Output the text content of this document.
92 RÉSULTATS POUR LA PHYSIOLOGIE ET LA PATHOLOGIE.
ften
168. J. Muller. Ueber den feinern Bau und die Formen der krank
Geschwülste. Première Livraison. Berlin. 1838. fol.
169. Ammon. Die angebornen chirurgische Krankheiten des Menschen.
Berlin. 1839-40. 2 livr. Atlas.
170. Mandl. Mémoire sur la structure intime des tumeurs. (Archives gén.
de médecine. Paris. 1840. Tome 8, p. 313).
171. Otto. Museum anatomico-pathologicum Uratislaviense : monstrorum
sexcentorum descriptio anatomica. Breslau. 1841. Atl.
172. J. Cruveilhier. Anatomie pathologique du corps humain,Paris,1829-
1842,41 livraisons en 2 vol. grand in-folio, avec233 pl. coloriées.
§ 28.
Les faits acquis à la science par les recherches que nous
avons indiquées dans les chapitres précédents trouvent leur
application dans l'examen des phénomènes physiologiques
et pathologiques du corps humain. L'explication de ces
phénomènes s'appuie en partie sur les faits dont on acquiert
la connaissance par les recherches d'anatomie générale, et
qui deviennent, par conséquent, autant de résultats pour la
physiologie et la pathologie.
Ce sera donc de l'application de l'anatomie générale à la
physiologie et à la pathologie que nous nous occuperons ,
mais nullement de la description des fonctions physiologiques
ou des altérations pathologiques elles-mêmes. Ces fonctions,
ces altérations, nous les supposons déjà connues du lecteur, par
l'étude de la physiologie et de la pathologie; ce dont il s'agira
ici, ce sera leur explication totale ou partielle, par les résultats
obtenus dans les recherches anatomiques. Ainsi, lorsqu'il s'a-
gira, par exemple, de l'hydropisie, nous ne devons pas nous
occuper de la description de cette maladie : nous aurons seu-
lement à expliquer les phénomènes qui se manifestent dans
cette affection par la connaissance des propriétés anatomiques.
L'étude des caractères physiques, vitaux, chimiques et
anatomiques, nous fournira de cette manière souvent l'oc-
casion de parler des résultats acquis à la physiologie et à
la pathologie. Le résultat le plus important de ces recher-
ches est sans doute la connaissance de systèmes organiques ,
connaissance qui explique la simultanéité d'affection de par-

*What you will do:*
From the records above, extract every entry exactly as given.

*Result of the exercise:*
Output the text content of this document.
92 RÉSULTATS POUR LA PHYSIOLOGIE ET LA PATHOLOGIE.
ften
168. J. Muller. Ueber den feinern Bau und die Formen der krank
Geschwülste. Première Livraison. Berlin. 1838. fol.
169. Ammon. Die angebornen chirurgische Krankheiten des Menschen.
Berlin. 1839-40. 2 livr. Atlas.
170. Mandl. Mémoire sur la structure intime des tumeurs. (Archives gén.
de médecine. Paris. 1840. Tome 8, p. 313).
171. Otto. Museum anatomico-pathologicum Uratislaviense : monstrorum
sexcentorum descriptio anatomica. Breslau. 1841. Atl.
172. J. Cruveilhier. Anatomie pathologique du corps humain,Paris,1829-
1842,41 livraisons en 2 vol. grand in-folio, avec233 pl. coloriées.
§ 28.
Les faits acquis à la science par les recherches que nous
avons indiquées dans les chapitres précédents trouvent leur
application dans l'examen des phénomènes physiologiques
et pathologiques du corps humain. L'explication de ces
phénomènes s'appuie en partie sur les faits dont on acquiert
la connaissance par les recherches d'anatomie générale, et
qui deviennent, par conséquent, autant de résultats pour la
physiologie et la pathologie.
Ce sera donc de l'application de l'anatomie générale à la
physiologie et à la pathologie que nous nous occuperons ,
mais nullement de la description des fonctions physiologiques
ou des altérations pathologiques elles-mêmes. Ces fonctions,
ces altérations, nous les supposons déjà connues du lecteur, par
l'étude de la physiologie et de la pathologie; ce dont il s'agira
ici, ce sera leur explication totale ou partielle, par les résultats
obtenus dans les recherches anatomiques. Ainsi, lorsqu'il s'a-
gira, par exemple, de l'hydropisie, nous ne devons pas nous
occuper de la description de cette maladie : nous aurons seu-
lement à expliquer les phénomènes qui se manifestent dans
cette affection par la connaissance des propriétés anatomiques.
L'étude des caractères physiques, vitaux, chimiques et
anatomiques, nous fournira de cette manière souvent l'oc-
casion de parler des résultats acquis à la physiologie et à
la pathologie. Le résultat le plus important de ces recher-
ches est sans doute la connaissance de systèmes organiques ,
connaissance qui explique la simultanéité d'affection de par-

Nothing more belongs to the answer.